Quote every line as given.

----- Records for the task -----

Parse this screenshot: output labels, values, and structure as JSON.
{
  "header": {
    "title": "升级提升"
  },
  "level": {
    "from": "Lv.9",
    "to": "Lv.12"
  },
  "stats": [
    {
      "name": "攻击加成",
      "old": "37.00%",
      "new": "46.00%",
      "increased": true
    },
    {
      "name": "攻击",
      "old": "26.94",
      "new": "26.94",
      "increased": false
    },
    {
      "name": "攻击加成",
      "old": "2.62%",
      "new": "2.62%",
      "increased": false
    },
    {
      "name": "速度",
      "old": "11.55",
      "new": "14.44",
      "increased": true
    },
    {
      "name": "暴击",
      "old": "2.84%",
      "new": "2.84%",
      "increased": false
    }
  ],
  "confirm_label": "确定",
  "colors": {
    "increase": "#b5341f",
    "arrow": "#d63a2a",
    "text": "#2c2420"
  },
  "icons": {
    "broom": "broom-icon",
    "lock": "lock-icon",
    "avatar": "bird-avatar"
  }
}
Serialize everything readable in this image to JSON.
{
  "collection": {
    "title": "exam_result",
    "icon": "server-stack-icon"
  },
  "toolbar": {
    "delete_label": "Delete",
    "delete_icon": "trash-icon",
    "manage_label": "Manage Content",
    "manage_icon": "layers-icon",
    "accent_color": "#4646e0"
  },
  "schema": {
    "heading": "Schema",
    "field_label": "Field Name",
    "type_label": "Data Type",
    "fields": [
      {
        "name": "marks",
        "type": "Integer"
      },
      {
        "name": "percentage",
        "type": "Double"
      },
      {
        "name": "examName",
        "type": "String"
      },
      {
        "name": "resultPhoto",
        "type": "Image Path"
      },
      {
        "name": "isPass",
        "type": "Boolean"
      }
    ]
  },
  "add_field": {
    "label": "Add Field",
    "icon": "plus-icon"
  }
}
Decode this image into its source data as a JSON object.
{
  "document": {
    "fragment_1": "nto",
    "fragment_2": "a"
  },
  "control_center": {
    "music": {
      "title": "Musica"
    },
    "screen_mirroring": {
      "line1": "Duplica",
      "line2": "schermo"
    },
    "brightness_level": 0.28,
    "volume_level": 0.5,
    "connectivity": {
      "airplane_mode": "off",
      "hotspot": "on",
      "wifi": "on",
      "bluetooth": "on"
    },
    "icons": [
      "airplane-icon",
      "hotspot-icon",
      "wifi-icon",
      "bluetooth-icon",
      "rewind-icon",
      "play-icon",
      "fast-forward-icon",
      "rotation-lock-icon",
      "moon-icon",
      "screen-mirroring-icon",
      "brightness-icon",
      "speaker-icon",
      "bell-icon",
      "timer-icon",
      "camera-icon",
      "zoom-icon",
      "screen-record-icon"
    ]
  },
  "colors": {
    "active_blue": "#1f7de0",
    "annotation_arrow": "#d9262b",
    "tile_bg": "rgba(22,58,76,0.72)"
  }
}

-----

## [Answer to the exercise]
Parse this screenshot: output labels, values, and structure as JSON.
{
  "header": {
    "title": "升级提升"
  },
  "level": {
    "from": "Lv.9",
    "to": "Lv.12"
  },
  "stats": [
    {
      "name": "攻击加成",
      "old": "37.00%",
      "new": "46.00%",
      "increased": true
    },
    {
      "name": "攻击",
      "old": "26.94",
      "new": "26.94",
      "increased": false
    },
    {
      "name": "攻击加成",
      "old": "2.62%",
      "new": "2.62%",
      "increased": false
    },
    {
      "name": "速度",
      "old": "11.55",
      "new": "14.44",
      "increased": true
    },
    {
      "name": "暴击",
      "old": "2.84%",
      "new": "2.84%",
      "increased": false
    }
  ],
  "confirm_label": "确定",
  "colors": {
    "increase": "#b5341f",
    "arrow": "#d63a2a",
    "text": "#2c2420"
  },
  "icons": {
    "broom": "broom-icon",
    "lock": "lock-icon",
    "avatar": "bird-avatar"
  }
}
Serialize everything readable in this image to JSON.
{
  "collection": {
    "title": "exam_result",
    "icon": "server-stack-icon"
  },
  "toolbar": {
    "delete_label": "Delete",
    "delete_icon": "trash-icon",
    "manage_label": "Manage Content",
    "manage_icon": "layers-icon",
    "accent_color": "#4646e0"
  },
  "schema": {
    "heading": "Schema",
    "field_label": "Field Name",
    "type_label": "Data Type",
    "fields": [
      {
        "name": "marks",
        "type": "Integer"
      },
      {
        "name": "percentage",
        "type": "Double"
      },
      {
        "name": "examName",
        "type": "String"
      },
      {
        "name": "resultPhoto",
        "type": "Image Path"
      },
      {
        "name": "isPass",
        "type": "Boolean"
      }
    ]
  },
  "add_field": {
    "label": "Add Field",
    "icon": "plus-icon"
  }
}
Decode this image into its source data as a JSON object.
{
  "document": {
    "fragment_1": "nto",
    "fragment_2": "a"
  },
  "control_center": {
    "music": {
      "title": "Musica"
    },
    "screen_mirroring": {
      "line1": "Duplica",
      "line2": "schermo"
    },
    "brightness_level": 0.28,
    "volume_level": 0.5,
    "connectivity": {
      "airplane_mode": "off",
      "hotspot": "on",
      "wifi": "on",
      "bluetooth": "on"
    },
    "icons": [
      "airplane-icon",
      "hotspot-icon",
      "wifi-icon",
      "bluetooth-icon",
      "rewind-icon",
      "play-icon",
      "fast-forward-icon",
      "rotation-lock-icon",
      "moon-icon",
      "screen-mirroring-icon",
      "brightness-icon",
      "speaker-icon",
      "bell-icon",
      "timer-icon",
      "camera-icon",
      "zoom-icon",
      "screen-record-icon"
    ]
  },
  "colors": {
    "active_blue": "#1f7de0",
    "annotation_arrow": "#d9262b",
    "tile_bg": "rgba(22,58,76,0.72)"
  }
}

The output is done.